GOAL –
Extract every record, keeping each one exactly as it is.

RECORD LIST –

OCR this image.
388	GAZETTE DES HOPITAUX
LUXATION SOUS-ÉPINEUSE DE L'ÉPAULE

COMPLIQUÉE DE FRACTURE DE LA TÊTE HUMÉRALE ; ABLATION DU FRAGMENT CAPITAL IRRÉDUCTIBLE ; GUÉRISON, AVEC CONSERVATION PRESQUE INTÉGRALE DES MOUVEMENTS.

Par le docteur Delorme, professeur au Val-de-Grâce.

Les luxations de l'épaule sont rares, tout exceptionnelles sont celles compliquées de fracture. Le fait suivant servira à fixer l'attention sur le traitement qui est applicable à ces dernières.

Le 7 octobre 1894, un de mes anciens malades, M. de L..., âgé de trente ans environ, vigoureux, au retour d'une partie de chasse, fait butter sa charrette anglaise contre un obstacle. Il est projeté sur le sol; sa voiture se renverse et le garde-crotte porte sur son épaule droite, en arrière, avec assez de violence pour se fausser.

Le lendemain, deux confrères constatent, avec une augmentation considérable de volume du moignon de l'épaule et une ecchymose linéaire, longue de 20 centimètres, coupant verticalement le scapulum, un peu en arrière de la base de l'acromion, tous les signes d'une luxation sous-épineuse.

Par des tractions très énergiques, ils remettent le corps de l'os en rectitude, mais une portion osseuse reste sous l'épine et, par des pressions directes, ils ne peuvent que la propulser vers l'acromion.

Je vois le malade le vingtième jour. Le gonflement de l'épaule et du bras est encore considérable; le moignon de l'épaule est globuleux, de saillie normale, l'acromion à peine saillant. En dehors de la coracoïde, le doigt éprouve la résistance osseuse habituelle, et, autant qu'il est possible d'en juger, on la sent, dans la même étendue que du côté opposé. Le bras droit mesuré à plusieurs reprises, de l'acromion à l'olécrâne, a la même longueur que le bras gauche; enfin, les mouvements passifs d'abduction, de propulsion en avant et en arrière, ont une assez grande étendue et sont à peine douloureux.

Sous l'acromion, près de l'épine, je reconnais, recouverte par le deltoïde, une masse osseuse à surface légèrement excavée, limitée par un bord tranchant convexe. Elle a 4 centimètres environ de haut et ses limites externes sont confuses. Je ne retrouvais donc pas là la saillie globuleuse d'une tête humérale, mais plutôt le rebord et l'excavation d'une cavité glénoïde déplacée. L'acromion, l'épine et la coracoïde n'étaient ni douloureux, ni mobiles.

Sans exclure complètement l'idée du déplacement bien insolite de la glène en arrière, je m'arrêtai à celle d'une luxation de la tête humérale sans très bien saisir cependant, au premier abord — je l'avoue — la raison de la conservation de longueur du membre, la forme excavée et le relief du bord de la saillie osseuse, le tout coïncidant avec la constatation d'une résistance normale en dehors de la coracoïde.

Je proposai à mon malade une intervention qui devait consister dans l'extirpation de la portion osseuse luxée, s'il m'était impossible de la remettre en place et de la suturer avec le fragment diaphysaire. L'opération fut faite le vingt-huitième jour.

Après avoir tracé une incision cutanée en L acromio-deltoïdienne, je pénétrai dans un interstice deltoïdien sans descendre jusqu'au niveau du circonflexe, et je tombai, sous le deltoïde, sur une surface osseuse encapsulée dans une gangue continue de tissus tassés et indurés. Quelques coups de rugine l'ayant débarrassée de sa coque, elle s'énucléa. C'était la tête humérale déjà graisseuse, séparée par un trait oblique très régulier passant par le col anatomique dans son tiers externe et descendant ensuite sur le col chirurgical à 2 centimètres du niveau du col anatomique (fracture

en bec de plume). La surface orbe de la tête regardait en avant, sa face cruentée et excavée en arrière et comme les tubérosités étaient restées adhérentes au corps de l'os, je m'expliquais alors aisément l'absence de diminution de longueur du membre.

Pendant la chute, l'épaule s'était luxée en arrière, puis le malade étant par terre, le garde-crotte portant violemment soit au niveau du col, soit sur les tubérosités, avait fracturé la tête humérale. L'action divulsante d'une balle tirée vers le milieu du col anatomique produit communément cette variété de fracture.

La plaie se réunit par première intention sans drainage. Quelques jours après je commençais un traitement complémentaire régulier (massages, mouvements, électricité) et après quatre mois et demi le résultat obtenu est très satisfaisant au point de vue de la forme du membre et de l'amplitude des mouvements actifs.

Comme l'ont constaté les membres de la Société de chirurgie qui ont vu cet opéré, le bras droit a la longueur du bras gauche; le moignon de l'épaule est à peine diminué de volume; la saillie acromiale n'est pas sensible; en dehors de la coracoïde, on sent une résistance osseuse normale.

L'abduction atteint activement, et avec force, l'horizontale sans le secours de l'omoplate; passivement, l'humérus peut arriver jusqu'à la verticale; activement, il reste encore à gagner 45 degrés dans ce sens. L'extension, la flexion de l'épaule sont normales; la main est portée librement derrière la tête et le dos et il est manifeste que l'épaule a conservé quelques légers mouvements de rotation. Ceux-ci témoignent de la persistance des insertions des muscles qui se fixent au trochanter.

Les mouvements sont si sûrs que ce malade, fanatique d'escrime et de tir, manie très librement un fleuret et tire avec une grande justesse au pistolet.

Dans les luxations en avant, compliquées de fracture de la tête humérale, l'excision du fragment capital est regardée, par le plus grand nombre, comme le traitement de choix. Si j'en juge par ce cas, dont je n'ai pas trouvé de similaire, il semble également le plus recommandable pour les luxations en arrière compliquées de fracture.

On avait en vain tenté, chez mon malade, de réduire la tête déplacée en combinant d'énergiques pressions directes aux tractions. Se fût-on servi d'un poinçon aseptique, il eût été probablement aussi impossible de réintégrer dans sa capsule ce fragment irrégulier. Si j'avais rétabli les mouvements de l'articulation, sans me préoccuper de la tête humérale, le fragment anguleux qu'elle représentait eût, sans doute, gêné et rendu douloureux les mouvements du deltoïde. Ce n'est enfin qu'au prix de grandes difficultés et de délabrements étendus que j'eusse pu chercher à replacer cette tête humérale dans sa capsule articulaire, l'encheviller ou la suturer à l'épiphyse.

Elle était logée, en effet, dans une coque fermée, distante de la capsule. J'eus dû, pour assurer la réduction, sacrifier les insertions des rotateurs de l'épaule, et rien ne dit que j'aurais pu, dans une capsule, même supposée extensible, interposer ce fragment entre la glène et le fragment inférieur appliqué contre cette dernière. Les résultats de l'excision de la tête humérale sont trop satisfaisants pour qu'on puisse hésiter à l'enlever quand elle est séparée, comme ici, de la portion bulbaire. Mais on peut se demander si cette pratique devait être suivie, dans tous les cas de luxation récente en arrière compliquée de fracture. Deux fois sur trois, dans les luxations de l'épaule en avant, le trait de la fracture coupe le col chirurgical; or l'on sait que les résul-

FULL ANSWER –
OCR this image.
388	GAZETTE DES HOPITAUX
LUXATION SOUS-ÉPINEUSE DE L'ÉPAULE

COMPLIQUÉE DE FRACTURE DE LA TÊTE HUMÉRALE ; ABLATION DU FRAGMENT CAPITAL IRRÉDUCTIBLE ; GUÉRISON, AVEC CONSERVATION PRESQUE INTÉGRALE DES MOUVEMENTS.

Par le docteur Delorme, professeur au Val-de-Grâce.

Les luxations de l'épaule sont rares, tout exceptionnelles sont celles compliquées de fracture. Le fait suivant servira à fixer l'attention sur le traitement qui est applicable à ces dernières.

Le 7 octobre 1894, un de mes anciens malades, M. de L..., âgé de trente ans environ, vigoureux, au retour d'une partie de chasse, fait butter sa charrette anglaise contre un obstacle. Il est projeté sur le sol; sa voiture se renverse et le garde-crotte porte sur son épaule droite, en arrière, avec assez de violence pour se fausser.

Le lendemain, deux confrères constatent, avec une augmentation considérable de volume du moignon de l'épaule et une ecchymose linéaire, longue de 20 centimètres, coupant verticalement le scapulum, un peu en arrière de la base de l'acromion, tous les signes d'une luxation sous-épineuse.

Par des tractions très énergiques, ils remettent le corps de l'os en rectitude, mais une portion osseuse reste sous l'épine et, par des pressions directes, ils ne peuvent que la propulser vers l'acromion.

Je vois le malade le vingtième jour. Le gonflement de l'épaule et du bras est encore considérable; le moignon de l'épaule est globuleux, de saillie normale, l'acromion à peine saillant. En dehors de la coracoïde, le doigt éprouve la résistance osseuse habituelle, et, autant qu'il est possible d'en juger, on la sent, dans la même étendue que du côté opposé. Le bras droit mesuré à plusieurs reprises, de l'acromion à l'olécrâne, a la même longueur que le bras gauche; enfin, les mouvements passifs d'abduction, de propulsion en avant et en arrière, ont une assez grande étendue et sont à peine douloureux.

Sous l'acromion, près de l'épine, je reconnais, recouverte par le deltoïde, une masse osseuse à surface légèrement excavée, limitée par un bord tranchant convexe. Elle a 4 centimètres environ de haut et ses limites externes sont confuses. Je ne retrouvais donc pas là la saillie globuleuse d'une tête humérale, mais plutôt le rebord et l'excavation d'une cavité glénoïde déplacée. L'acromion, l'épine et la coracoïde n'étaient ni douloureux, ni mobiles.

Sans exclure complètement l'idée du déplacement bien insolite de la glène en arrière, je m'arrêtai à celle d'une luxation de la tête humérale sans très bien saisir cependant, au premier abord — je l'avoue — la raison de la conservation de longueur du membre, la forme excavée et le relief du bord de la saillie osseuse, le tout coïncidant avec la constatation d'une résistance normale en dehors de la coracoïde.

Je proposai à mon malade une intervention qui devait consister dans l'extirpation de la portion osseuse luxée, s'il m'était impossible de la remettre en place et de la suturer avec le fragment diaphysaire. L'opération fut faite le vingt-huitième jour.

Après avoir tracé une incision cutanée en L acromio-deltoïdienne, je pénétrai dans un interstice deltoïdien sans descendre jusqu'au niveau du circonflexe, et je tombai, sous le deltoïde, sur une surface osseuse encapsulée dans une gangue continue de tissus tassés et indurés. Quelques coups de rugine l'ayant débarrassée de sa coque, elle s'énucléa. C'était la tête humérale déjà graisseuse, séparée par un trait oblique très régulier passant par le col anatomique dans son tiers externe et descendant ensuite sur le col chirurgical à 2 centimètres du niveau du col anatomique (fracture

en bec de plume). La surface orbe de la tête regardait en avant, sa face cruentée et excavée en arrière et comme les tubérosités étaient restées adhérentes au corps de l'os, je m'expliquais alors aisément l'absence de diminution de longueur du membre.

Pendant la chute, l'épaule s'était luxée en arrière, puis le malade étant par terre, le garde-crotte portant violemment soit au niveau du col, soit sur les tubérosités, avait fracturé la tête humérale. L'action divulsante d'une balle tirée vers le milieu du col anatomique produit communément cette variété de fracture.

La plaie se réunit par première intention sans drainage. Quelques jours après je commençais un traitement complémentaire régulier (massages, mouvements, électricité) et après quatre mois et demi le résultat obtenu est très satisfaisant au point de vue de la forme du membre et de l'amplitude des mouvements actifs.

Comme l'ont constaté les membres de la Société de chirurgie qui ont vu cet opéré, le bras droit a la longueur du bras gauche; le moignon de l'épaule est à peine diminué de volume; la saillie acromiale n'est pas sensible; en dehors de la coracoïde, on sent une résistance osseuse normale.

L'abduction atteint activement, et avec force, l'horizontale sans le secours de l'omoplate; passivement, l'humérus peut arriver jusqu'à la verticale; activement, il reste encore à gagner 45 degrés dans ce sens. L'extension, la flexion de l'épaule sont normales; la main est portée librement derrière la tête et le dos et il est manifeste que l'épaule a conservé quelques légers mouvements de rotation. Ceux-ci témoignent de la persistance des insertions des muscles qui se fixent au trochanter.

Les mouvements sont si sûrs que ce malade, fanatique d'escrime et de tir, manie très librement un fleuret et tire avec une grande justesse au pistolet.

Dans les luxations en avant, compliquées de fracture de la tête humérale, l'excision du fragment capital est regardée, par le plus grand nombre, comme le traitement de choix. Si j'en juge par ce cas, dont je n'ai pas trouvé de similaire, il semble également le plus recommandable pour les luxations en arrière compliquées de fracture.

On avait en vain tenté, chez mon malade, de réduire la tête déplacée en combinant d'énergiques pressions directes aux tractions. Se fût-on servi d'un poinçon aseptique, il eût été probablement aussi impossible de réintégrer dans sa capsule ce fragment irrégulier. Si j'avais rétabli les mouvements de l'articulation, sans me préoccuper de la tête humérale, le fragment anguleux qu'elle représentait eût, sans doute, gêné et rendu douloureux les mouvements du deltoïde. Ce n'est enfin qu'au prix de grandes difficultés et de délabrements étendus que j'eusse pu chercher à replacer cette tête humérale dans sa capsule articulaire, l'encheviller ou la suturer à l'épiphyse.

Elle était logée, en effet, dans une coque fermée, distante de la capsule. J'eus dû, pour assurer la réduction, sacrifier les insertions des rotateurs de l'épaule, et rien ne dit que j'aurais pu, dans une capsule, même supposée extensible, interposer ce fragment entre la glène et le fragment inférieur appliqué contre cette dernière. Les résultats de l'excision de la tête humérale sont trop satisfaisants pour qu'on puisse hésiter à l'enlever quand elle est séparée, comme ici, de la portion bulbaire. Mais on peut se demander si cette pratique devait être suivie, dans tous les cas de luxation récente en arrière compliquée de fracture. Deux fois sur trois, dans les luxations de l'épaule en avant, le trait de la fracture coupe le col chirurgical; or l'on sait que les résul-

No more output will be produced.